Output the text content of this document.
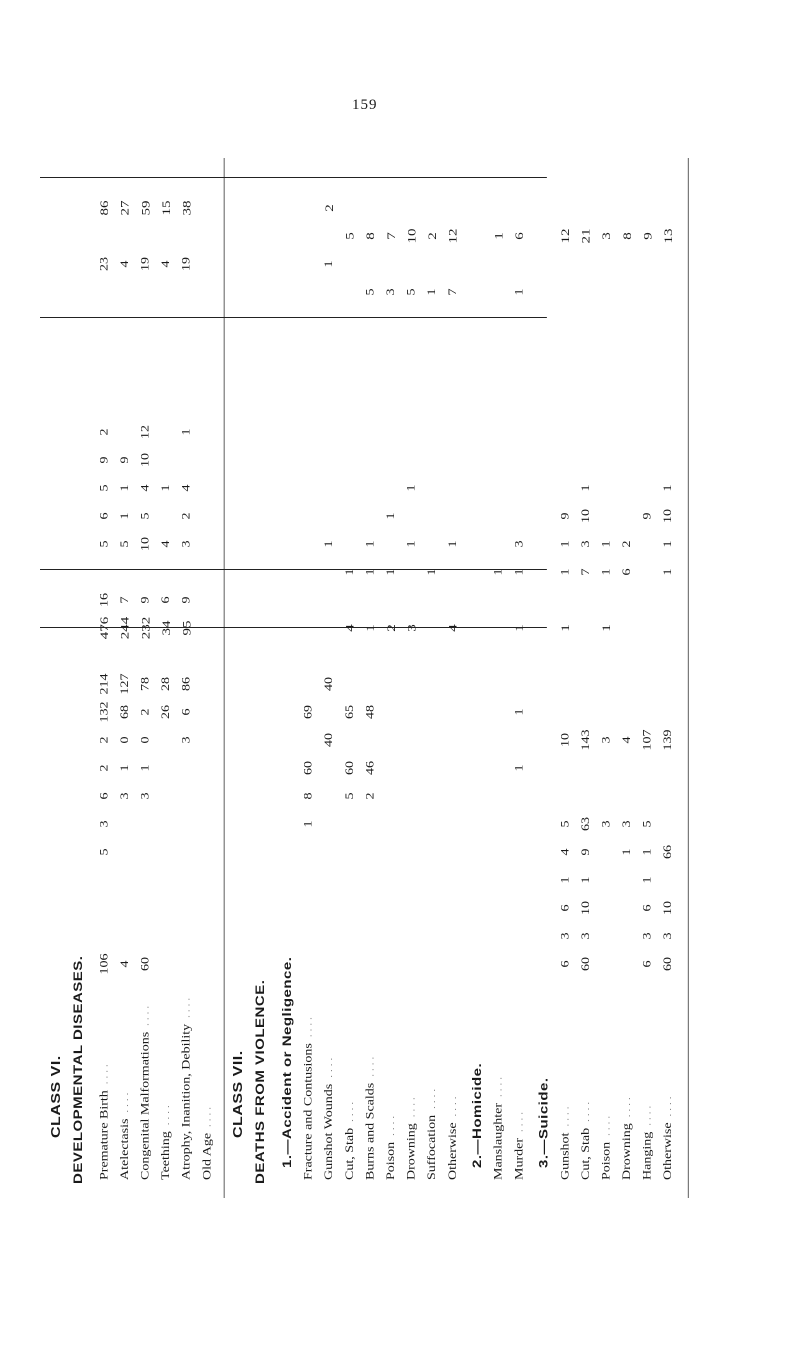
159
CLASS VI. DEVELOPMENTAL DISEASES. Premature Birth....
106
5
3
6
2
2
132
214
476
16
5
6
5
9
2
23
86
Atelectasis....
4
3
1
0
68
127
244
7
5
1
1
9
4
27
Congenital Malformations....
60
3
1
0
2
78
232
9
10
5
4
10
12
19
59
Teething....
26
28
34
6
4
1
4
15
Atrophy, Inanition, Debility....
3
6
86
95
9
3
2
4
1
19
38
Old Age.... CLASS VII. DEATHS FROM VIOLENCE. 1.—Accident or Negligence. Fracture and Contusions....
1
8
60
69
Gunshot Wounds....
40
40
1
1
2
Cut, Stab....
5
60
65
4
1
5
Burns and Scalds....
2
46
48
1
1
1
5
8
Poison....
2
1
1
3
7
Drowning....
3
1
1
5
10
Suffocation....
1
1
2
Otherwise....
4
1
7
12
2.—Homicide. Manslaughter....
1
1
Murder....
1
1
1
1
3
1
6
3.—Suicide. Gunshot....
6
3
6
1
4
5
10
1
1
1
9
12
Cut, Stab....
60
3
10
1
9
63
143
7
3
10
1
21
Poison....
3
3
1
1
1
3
Drowning....
1
3
4
6
2
8
Hanging....
6
3
6
1
1
5
107
9
9
Otherwise....
60
3
10
66
139
1
1
10
1
13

■ **Set task**: Transcribe the records above verbatim. Do not carry over any picture.

■ **Written solution**:
Output the text content of this document.
159
CLASS VI. DEVELOPMENTAL DISEASES. Premature Birth....
106
5
3
6
2
2
132
214
476
16
5
6
5
9
2
23
86
Atelectasis....
4
3
1
0
68
127
244
7
5
1
1
9
4
27
Congenital Malformations....
60
3
1
0
2
78
232
9
10
5
4
10
12
19
59
Teething....
26
28
34
6
4
1
4
15
Atrophy, Inanition, Debility....
3
6
86
95
9
3
2
4
1
19
38
Old Age.... CLASS VII. DEATHS FROM VIOLENCE. 1.—Accident or Negligence. Fracture and Contusions....
1
8
60
69
Gunshot Wounds....
40
40
1
1
2
Cut, Stab....
5
60
65
4
1
5
Burns and Scalds....
2
46
48
1
1
1
5
8
Poison....
2
1
1
3
7
Drowning....
3
1
1
5
10
Suffocation....
1
1
2
Otherwise....
4
1
7
12
2.—Homicide. Manslaughter....
1
1
Murder....
1
1
1
1
3
1
6
3.—Suicide. Gunshot....
6
3
6
1
4
5
10
1
1
1
9
12
Cut, Stab....
60
3
10
1
9
63
143
7
3
10
1
21
Poison....
3
3
1
1
1
3
Drowning....
1
3
4
6
2
8
Hanging....
6
3
6
1
1
5
107
9
9
Otherwise....
60
3
10
66
139
1
1
10
1
13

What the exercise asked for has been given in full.